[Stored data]
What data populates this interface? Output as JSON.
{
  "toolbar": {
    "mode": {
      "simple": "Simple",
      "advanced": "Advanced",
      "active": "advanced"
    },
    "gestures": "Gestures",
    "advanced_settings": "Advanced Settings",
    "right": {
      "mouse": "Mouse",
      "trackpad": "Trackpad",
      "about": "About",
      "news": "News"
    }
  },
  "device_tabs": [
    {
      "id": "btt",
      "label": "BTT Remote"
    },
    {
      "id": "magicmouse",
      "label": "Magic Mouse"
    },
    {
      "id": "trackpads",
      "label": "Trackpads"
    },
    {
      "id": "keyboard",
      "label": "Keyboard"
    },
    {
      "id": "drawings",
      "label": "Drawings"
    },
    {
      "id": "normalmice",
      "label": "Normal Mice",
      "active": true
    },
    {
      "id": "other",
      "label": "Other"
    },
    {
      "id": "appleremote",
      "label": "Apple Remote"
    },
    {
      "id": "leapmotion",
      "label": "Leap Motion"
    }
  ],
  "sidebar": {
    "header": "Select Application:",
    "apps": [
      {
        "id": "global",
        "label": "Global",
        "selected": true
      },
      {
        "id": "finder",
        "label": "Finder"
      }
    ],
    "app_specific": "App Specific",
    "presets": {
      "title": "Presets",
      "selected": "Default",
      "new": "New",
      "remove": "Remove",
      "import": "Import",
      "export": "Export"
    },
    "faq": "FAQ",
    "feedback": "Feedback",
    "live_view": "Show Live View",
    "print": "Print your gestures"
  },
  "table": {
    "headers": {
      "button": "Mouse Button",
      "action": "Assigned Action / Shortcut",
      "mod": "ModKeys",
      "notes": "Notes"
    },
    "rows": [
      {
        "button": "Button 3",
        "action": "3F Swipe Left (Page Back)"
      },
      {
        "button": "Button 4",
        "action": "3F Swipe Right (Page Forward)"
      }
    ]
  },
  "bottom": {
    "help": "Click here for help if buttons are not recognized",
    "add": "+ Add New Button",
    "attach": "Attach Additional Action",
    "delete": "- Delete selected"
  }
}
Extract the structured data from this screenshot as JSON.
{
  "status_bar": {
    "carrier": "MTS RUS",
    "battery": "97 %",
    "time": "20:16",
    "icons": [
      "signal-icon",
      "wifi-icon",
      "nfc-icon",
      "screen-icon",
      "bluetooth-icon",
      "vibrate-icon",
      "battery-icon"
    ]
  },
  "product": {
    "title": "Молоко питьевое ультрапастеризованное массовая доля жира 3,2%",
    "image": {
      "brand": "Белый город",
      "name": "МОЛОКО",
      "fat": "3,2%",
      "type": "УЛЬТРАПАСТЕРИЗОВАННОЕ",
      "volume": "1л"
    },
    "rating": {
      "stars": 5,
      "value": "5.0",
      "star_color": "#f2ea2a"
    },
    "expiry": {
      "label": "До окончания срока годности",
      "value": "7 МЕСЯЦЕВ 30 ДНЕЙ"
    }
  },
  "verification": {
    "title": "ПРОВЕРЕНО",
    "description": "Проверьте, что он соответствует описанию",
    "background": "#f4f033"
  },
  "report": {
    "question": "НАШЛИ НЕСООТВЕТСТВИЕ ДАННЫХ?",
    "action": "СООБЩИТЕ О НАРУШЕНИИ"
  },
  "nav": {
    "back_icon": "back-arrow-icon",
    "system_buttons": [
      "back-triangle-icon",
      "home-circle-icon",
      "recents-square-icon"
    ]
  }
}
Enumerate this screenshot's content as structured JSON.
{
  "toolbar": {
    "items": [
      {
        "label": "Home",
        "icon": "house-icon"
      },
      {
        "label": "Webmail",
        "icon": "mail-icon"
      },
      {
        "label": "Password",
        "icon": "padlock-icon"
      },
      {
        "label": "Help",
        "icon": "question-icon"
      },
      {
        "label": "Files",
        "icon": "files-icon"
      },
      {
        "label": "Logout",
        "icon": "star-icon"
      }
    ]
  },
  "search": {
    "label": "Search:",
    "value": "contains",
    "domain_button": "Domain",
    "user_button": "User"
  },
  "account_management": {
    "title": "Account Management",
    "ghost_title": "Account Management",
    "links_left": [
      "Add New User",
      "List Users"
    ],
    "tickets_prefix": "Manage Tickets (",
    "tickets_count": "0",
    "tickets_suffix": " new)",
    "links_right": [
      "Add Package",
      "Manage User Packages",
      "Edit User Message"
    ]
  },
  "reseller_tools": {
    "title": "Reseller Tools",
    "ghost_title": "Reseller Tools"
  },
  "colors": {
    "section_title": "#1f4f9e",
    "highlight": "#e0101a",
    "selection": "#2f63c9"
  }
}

Set task>
Pull out all lines containing "this".

Answer to the exercise>
What data populates this interface? Output as JSON.
Extract the structured data from this screenshot as JSON.
Enumerate this screenshot's content as structured JSON.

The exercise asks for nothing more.